# Items from a data source
#####

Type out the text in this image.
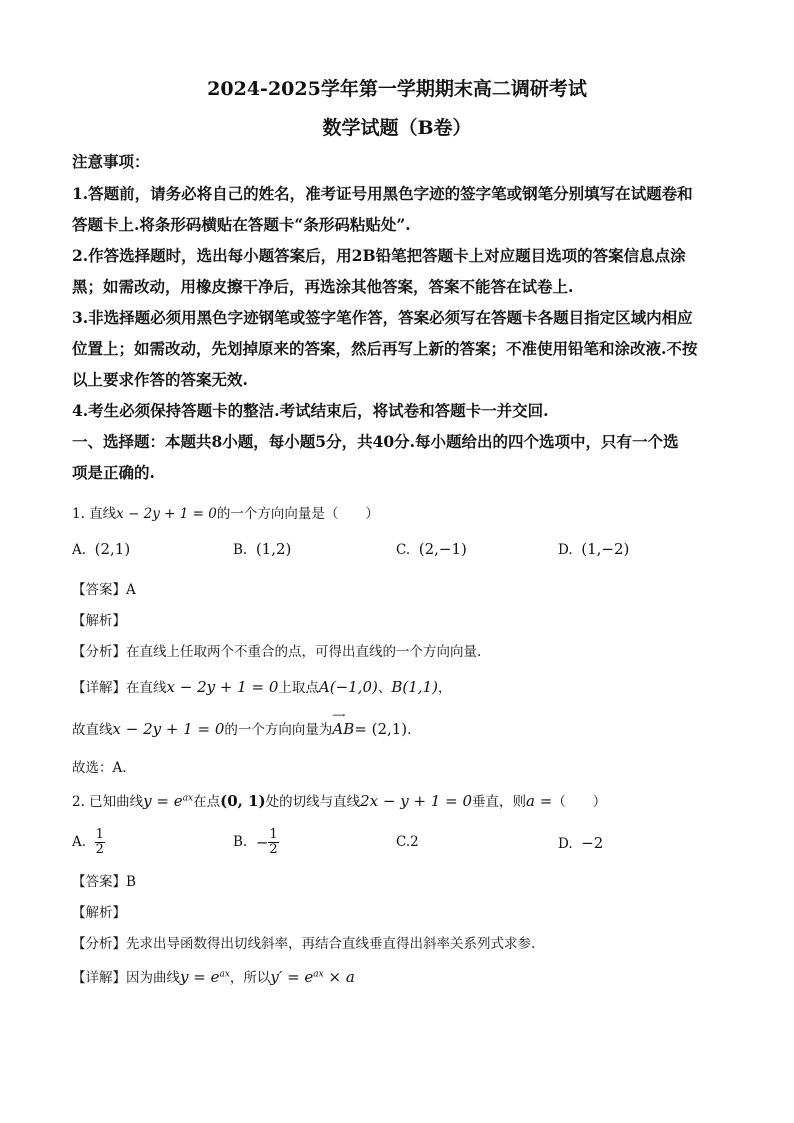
2024-2025学年第一学期期末高二调研考试
数学试题（B卷）
注意事项：
1.答题前，请务必将自己的姓名，准考证号用黑色字迹的签字笔或钢笔分别填写在试题卷和
答题卡上.将条形码横贴在答题卡“条形码粘贴处”.
2.作答选择题时，选出每小题答案后，用2B铅笔把答题卡上对应题目选项的答案信息点涂
黑；如需改动，用橡皮擦干净后，再选涂其他答案，答案不能答在试卷上.
3.非选择题必须用黑色字迹钢笔或签字笔作答，答案必须写在答题卡各题目指定区域内相应
位置上；如需改动，先划掉原来的答案，然后再写上新的答案；不准使用铅笔和涂改液.不按
以上要求作答的答案无效.
4.考生必须保持答题卡的整洁.考试结束后，将试卷和答题卡一并交回.
一、选择题：本题共8小题，每小题5分，共40分.每小题给出的四个选项中，只有一个选
项是正确的.
1. 直线x − 2y + 1 = 0的一个方向向量是（　　）
A. (2,1)	B. (1,2)	C. (2,−1)	D. (1,−2)
【答案】A
【解析】
【分析】在直线上任取两个不重合的点，可得出直线的一个方向向量.
【详解】在直线x − 2y + 1 = 0上取点A(−1,0)、B(1,1)，
故直线x − 2y + 1 = 0的一个方向向量为
⟶
AB= (2,1).
故选：A.
2. 已知曲线$y = e^{ax}$在点(0, 1)处的切线与直线2x − y + 1 = 0垂直，则a =（　　）
A. $\frac{1}{2}$	B. − $\frac{1}{2}$	C.2	D. −2
【答案】B
【解析】
【分析】先求出导函数得出切线斜率，再结合直线垂直得出斜率关系列式求参.
【详解】因为曲线$y = e^{ax}$，所以$y' = e^{ax} \times a$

#####

# Task prompt
Report every line in the data above in which the word "如需改动" appears.

# Exercise answer
黑；如需改动，用橡皮擦干净后，再选涂其他答案，答案不能答在试卷上.
位置上；如需改动，先划掉原来的答案，然后再写上新的答案；不准使用铅笔和涂改液.不按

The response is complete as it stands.